— START OF DATA LISTING —

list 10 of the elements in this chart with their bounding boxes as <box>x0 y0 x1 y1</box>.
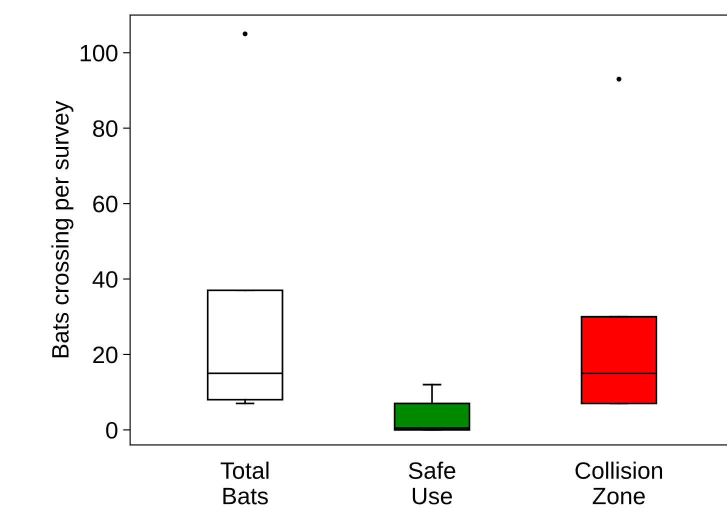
y-tick-label: 0 <box>106 422 118 439</box>
y-tick-label: 80 <box>93 120 118 137</box>
x-tick-label: Collision Zone <box>576 462 662 504</box>
y-tick-label: 100 <box>80 44 118 62</box>
x-tick-label: Safe Use <box>408 462 456 504</box>
y-tick-label: 60 <box>93 196 118 212</box>
y-tick-label: 40 <box>92 271 118 288</box>
y-tick-label: 20 <box>93 346 118 364</box>
x-tick-label: Total Bats <box>220 462 268 504</box>
y-axis-title: Bats crossing per survey <box>51 100 74 358</box>
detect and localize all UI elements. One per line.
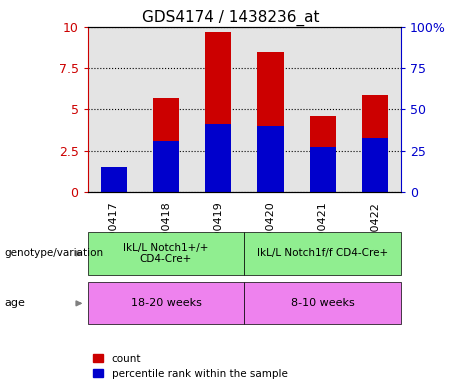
Legend: count, percentile rank within the sample: count, percentile rank within the sample <box>93 354 287 379</box>
Bar <box>88 27 140 192</box>
Text: age: age <box>5 298 25 308</box>
Bar <box>100 167 127 192</box>
Bar <box>296 27 349 192</box>
Bar <box>310 147 336 192</box>
Bar <box>362 137 388 192</box>
Text: 18-20 weeks: 18-20 weeks <box>130 298 201 308</box>
Bar <box>140 27 192 192</box>
Text: IkL/L Notch1+/+
CD4-Cre+: IkL/L Notch1+/+ CD4-Cre+ <box>123 243 209 264</box>
Bar <box>153 98 179 192</box>
Bar <box>257 52 284 192</box>
Bar <box>205 124 231 192</box>
Text: IkL/L Notch1f/f CD4-Cre+: IkL/L Notch1f/f CD4-Cre+ <box>257 248 388 258</box>
Bar <box>192 27 244 192</box>
Bar <box>310 116 336 192</box>
Bar <box>153 141 179 192</box>
Text: GDS4174 / 1438236_at: GDS4174 / 1438236_at <box>142 10 319 26</box>
Bar <box>362 94 388 192</box>
Text: 8-10 weeks: 8-10 weeks <box>291 298 355 308</box>
Bar <box>257 126 284 192</box>
Bar <box>349 27 401 192</box>
Text: genotype/variation: genotype/variation <box>5 248 104 258</box>
Bar <box>244 27 296 192</box>
Bar <box>100 170 127 192</box>
Bar <box>205 32 231 192</box>
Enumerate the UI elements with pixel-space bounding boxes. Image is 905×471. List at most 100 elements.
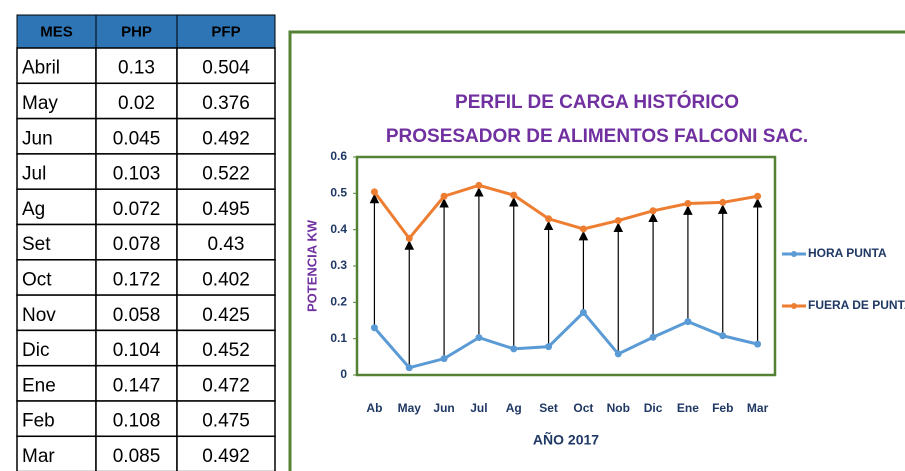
x-tick-label: Dic <box>644 401 663 415</box>
cell-text: Jun <box>22 128 53 149</box>
point <box>719 332 727 340</box>
point <box>440 192 448 200</box>
legend-swatch <box>791 303 797 309</box>
point <box>684 318 692 326</box>
header-text: PFP <box>211 23 240 40</box>
point <box>614 217 622 225</box>
table-cell <box>176 188 276 226</box>
cell-text: 0.045 <box>113 128 161 149</box>
point <box>405 234 413 242</box>
x-tick-label: Jul <box>470 401 487 415</box>
header-cell <box>95 14 178 49</box>
cell-text: 0.072 <box>113 199 161 220</box>
table-cell <box>16 259 97 296</box>
x-tick-label: Mar <box>747 401 769 415</box>
legend-label: HORA PUNTA <box>808 246 887 260</box>
point <box>510 191 518 199</box>
x-tick-label: Ab <box>366 401 382 415</box>
point <box>614 350 622 358</box>
table-cell <box>176 47 276 85</box>
x-axis-label: AÑO 2017 <box>533 431 599 448</box>
y-tick-label: 0.4 <box>330 222 347 236</box>
y-axis-label: POTENCIA KW <box>304 219 319 312</box>
cell-text: 0.085 <box>113 446 161 467</box>
cell-text: Ag <box>22 199 45 220</box>
chart-frame <box>288 30 905 471</box>
point <box>545 215 553 223</box>
cell-text: Set <box>22 234 51 255</box>
cell-text: May <box>22 93 58 114</box>
cell-text: 0.475 <box>202 411 250 432</box>
y-tick-label: 0.1 <box>330 331 347 345</box>
table-cell <box>176 435 276 471</box>
cell-text: 0.495 <box>202 199 250 220</box>
cell-text: 0.472 <box>202 375 250 396</box>
y-tick-label: 0.3 <box>330 258 347 272</box>
table-cell <box>95 435 178 471</box>
point <box>545 343 553 351</box>
cell-text: 0.172 <box>113 269 161 290</box>
table-cell <box>16 435 97 471</box>
legend-swatch <box>791 251 797 257</box>
cell-text: 0.522 <box>202 164 250 185</box>
table-cell <box>176 117 276 155</box>
point <box>684 200 692 208</box>
y-tick-label: 0 <box>340 367 347 381</box>
point <box>579 225 587 233</box>
point <box>649 333 657 341</box>
table-cell <box>95 82 178 120</box>
cell-text: Feb <box>22 411 55 432</box>
point <box>754 192 762 200</box>
x-tick-label: Feb <box>712 401 733 415</box>
point <box>475 181 483 189</box>
cell-text: Dic <box>22 340 49 361</box>
y-tick-label: 0.5 <box>330 186 347 200</box>
point <box>475 334 483 342</box>
cell-text: Mar <box>22 446 55 467</box>
chart-title: PROSESADOR DE ALIMENTOS FALCONI SAC. <box>386 126 808 147</box>
point <box>579 309 587 317</box>
cell-text: 0.402 <box>202 269 250 290</box>
point <box>649 207 657 215</box>
table-cell <box>95 259 178 296</box>
y-tick-label: 0.6 <box>330 149 347 163</box>
x-tick-label: Set <box>539 401 558 415</box>
table-cell <box>16 117 97 155</box>
table-cell <box>16 223 97 261</box>
table-cell <box>95 153 178 190</box>
point <box>370 188 378 196</box>
header-text: MES <box>40 23 73 40</box>
legend-label: FUERA DE PUNTA <box>808 298 905 312</box>
cell-text: 0.452 <box>202 340 250 361</box>
cell-text: Ene <box>22 375 56 396</box>
plot-area <box>355 155 777 377</box>
table-cell <box>176 223 276 261</box>
x-tick-label: Oct <box>573 401 593 415</box>
table-cell <box>176 153 276 190</box>
point <box>370 324 378 332</box>
series-line <box>373 183 758 241</box>
table-cell <box>16 364 97 402</box>
header-text: PHP <box>121 23 152 40</box>
cell-text: Jul <box>22 164 46 185</box>
table-cell <box>176 329 276 367</box>
table-cell <box>176 82 276 120</box>
cell-text: 0.376 <box>202 93 250 114</box>
x-tick-label: Ene <box>677 401 699 415</box>
point <box>440 355 448 363</box>
table-cell <box>16 188 97 226</box>
series-line <box>373 310 758 370</box>
cell-text: 0.13 <box>118 58 155 79</box>
cell-text: 0.02 <box>118 93 155 114</box>
cell-text: 0.43 <box>208 234 245 255</box>
cell-text: 0.108 <box>113 411 161 432</box>
table-cell <box>176 294 276 332</box>
point <box>510 345 518 353</box>
cell-text: 0.147 <box>113 375 161 396</box>
cell-text: 0.078 <box>113 234 161 255</box>
cell-text: 0.425 <box>202 305 250 326</box>
table-cell <box>95 400 178 438</box>
cell-text: Abril <box>22 58 60 79</box>
chart-title: PERFIL DE CARGA HISTÓRICO <box>455 91 739 113</box>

— END OF DATA LISTING —

WHAT TO DO:
Please quote all of the data above line for line, without the pictures.

FINAL RESULT:
list 10 of the elements in this chart with their bounding boxes as <box>x0 y0 x1 y1</box>.
y-tick-label: 0 <box>106 422 118 439</box>
y-tick-label: 80 <box>93 120 118 137</box>
x-tick-label: Collision Zone <box>576 462 662 504</box>
y-tick-label: 100 <box>80 44 118 62</box>
x-tick-label: Safe Use <box>408 462 456 504</box>
y-tick-label: 60 <box>93 196 118 212</box>
y-tick-label: 40 <box>92 271 118 288</box>
y-tick-label: 20 <box>93 346 118 364</box>
x-tick-label: Total Bats <box>220 462 268 504</box>
y-axis-title: Bats crossing per survey <box>51 100 74 358</box>
detect and localize all UI elements. One per line.
Legend: count, percentile rank within the sample: count, percentile rank within the sample <box>93 354 287 379</box>
Bar <box>88 27 140 192</box>
Text: age: age <box>5 298 25 308</box>
Bar <box>100 167 127 192</box>
Bar <box>296 27 349 192</box>
Bar <box>310 147 336 192</box>
Bar <box>362 137 388 192</box>
Text: 18-20 weeks: 18-20 weeks <box>130 298 201 308</box>
Bar <box>140 27 192 192</box>
Text: IkL/L Notch1+/+
CD4-Cre+: IkL/L Notch1+/+ CD4-Cre+ <box>123 243 209 264</box>
Bar <box>153 98 179 192</box>
Bar <box>257 52 284 192</box>
Bar <box>205 124 231 192</box>
Text: IkL/L Notch1f/f CD4-Cre+: IkL/L Notch1f/f CD4-Cre+ <box>257 248 388 258</box>
Bar <box>192 27 244 192</box>
Bar <box>310 116 336 192</box>
Bar <box>153 141 179 192</box>
Text: GDS4174 / 1438236_at: GDS4174 / 1438236_at <box>142 10 319 26</box>
Bar <box>362 94 388 192</box>
Text: 8-10 weeks: 8-10 weeks <box>291 298 355 308</box>
Bar <box>257 126 284 192</box>
Bar <box>349 27 401 192</box>
Text: genotype/variation: genotype/variation <box>5 248 104 258</box>
Bar <box>244 27 296 192</box>
Bar <box>100 170 127 192</box>
Bar <box>205 32 231 192</box>
Enumerate the UI elements with pixel-space bounding boxes. Image is 905×471. List at most 100 elements.
x-tick-label: Dic <box>644 401 663 415</box>
cell-text: Jun <box>22 128 53 149</box>
point <box>719 332 727 340</box>
point <box>440 192 448 200</box>
legend-swatch <box>791 303 797 309</box>
point <box>684 318 692 326</box>
header-text: PFP <box>211 23 240 40</box>
point <box>614 217 622 225</box>
table-cell <box>176 188 276 226</box>
cell-text: 0.045 <box>113 128 161 149</box>
point <box>405 234 413 242</box>
x-tick-label: Jul <box>470 401 487 415</box>
header-cell <box>95 14 178 49</box>
cell-text: 0.072 <box>113 199 161 220</box>
table-cell <box>16 259 97 296</box>
x-tick-label: Mar <box>747 401 769 415</box>
legend-label: HORA PUNTA <box>808 246 887 260</box>
point <box>510 191 518 199</box>
x-tick-label: Ab <box>366 401 382 415</box>
point <box>614 350 622 358</box>
table-cell <box>176 47 276 85</box>
x-axis-label: AÑO 2017 <box>533 431 599 448</box>
y-tick-label: 0.4 <box>330 222 347 236</box>
y-axis-label: POTENCIA KW <box>304 219 319 312</box>
cell-text: 0.085 <box>113 446 161 467</box>
cell-text: Ag <box>22 199 45 220</box>
chart-frame <box>288 30 905 471</box>
point <box>545 215 553 223</box>
cell-text: Set <box>22 234 51 255</box>
cell-text: May <box>22 93 58 114</box>
cell-text: 0.475 <box>202 411 250 432</box>
y-tick-label: 0.1 <box>330 331 347 345</box>
table-cell <box>176 435 276 471</box>
cell-text: 0.495 <box>202 199 250 220</box>
cell-text: 0.472 <box>202 375 250 396</box>
y-tick-label: 0.3 <box>330 258 347 272</box>
table-cell <box>95 435 178 471</box>
point <box>545 343 553 351</box>
cell-text: 0.172 <box>113 269 161 290</box>
table-cell <box>16 435 97 471</box>
legend-swatch <box>791 251 797 257</box>
cell-text: 0.522 <box>202 164 250 185</box>
table-cell <box>176 117 276 155</box>
point <box>684 200 692 208</box>
y-tick-label: 0 <box>340 367 347 381</box>
point <box>579 225 587 233</box>
point <box>649 333 657 341</box>
table-cell <box>95 82 178 120</box>
cell-text: Feb <box>22 411 55 432</box>
point <box>754 192 762 200</box>
x-tick-label: Feb <box>712 401 733 415</box>
point <box>475 181 483 189</box>
cell-text: Dic <box>22 340 49 361</box>
y-tick-label: 0.5 <box>330 186 347 200</box>
point <box>475 334 483 342</box>
cell-text: Mar <box>22 446 55 467</box>
chart-title: PROSESADOR DE ALIMENTOS FALCONI SAC. <box>386 126 808 147</box>
point <box>579 309 587 317</box>
cell-text: 0.402 <box>202 269 250 290</box>
point <box>649 207 657 215</box>
table-cell <box>95 259 178 296</box>
y-tick-label: 0.6 <box>330 149 347 163</box>
x-tick-label: Set <box>539 401 558 415</box>
table-cell <box>16 117 97 155</box>
table-cell <box>16 223 97 261</box>
table-cell <box>95 153 178 190</box>
point <box>370 188 378 196</box>
header-text: MES <box>40 23 73 40</box>
legend-label: FUERA DE PUNTA <box>808 298 905 312</box>
cell-text: 0.452 <box>202 340 250 361</box>
cell-text: Ene <box>22 375 56 396</box>
plot-area <box>355 155 777 377</box>
table-cell <box>176 223 276 261</box>
x-tick-label: Oct <box>573 401 593 415</box>
table-cell <box>176 153 276 190</box>
point <box>370 324 378 332</box>
series-line <box>373 183 758 241</box>
table-cell <box>16 364 97 402</box>
header-text: PHP <box>121 23 152 40</box>
cell-text: Jul <box>22 164 46 185</box>
table-cell <box>176 329 276 367</box>
table-cell <box>176 82 276 120</box>
cell-text: 0.376 <box>202 93 250 114</box>
x-tick-label: Ene <box>677 401 699 415</box>
point <box>440 355 448 363</box>
table-cell <box>16 188 97 226</box>
series-line <box>373 310 758 370</box>
cell-text: 0.13 <box>118 58 155 79</box>
cell-text: 0.02 <box>118 93 155 114</box>
cell-text: 0.43 <box>208 234 245 255</box>
cell-text: 0.108 <box>113 411 161 432</box>
table-cell <box>176 294 276 332</box>
point <box>510 345 518 353</box>
cell-text: 0.147 <box>113 375 161 396</box>
cell-text: 0.078 <box>113 234 161 255</box>
cell-text: 0.425 <box>202 305 250 326</box>
table-cell <box>95 400 178 438</box>
cell-text: Abril <box>22 58 60 79</box>
chart-title: PERFIL DE CARGA HISTÓRICO <box>455 91 739 113</box>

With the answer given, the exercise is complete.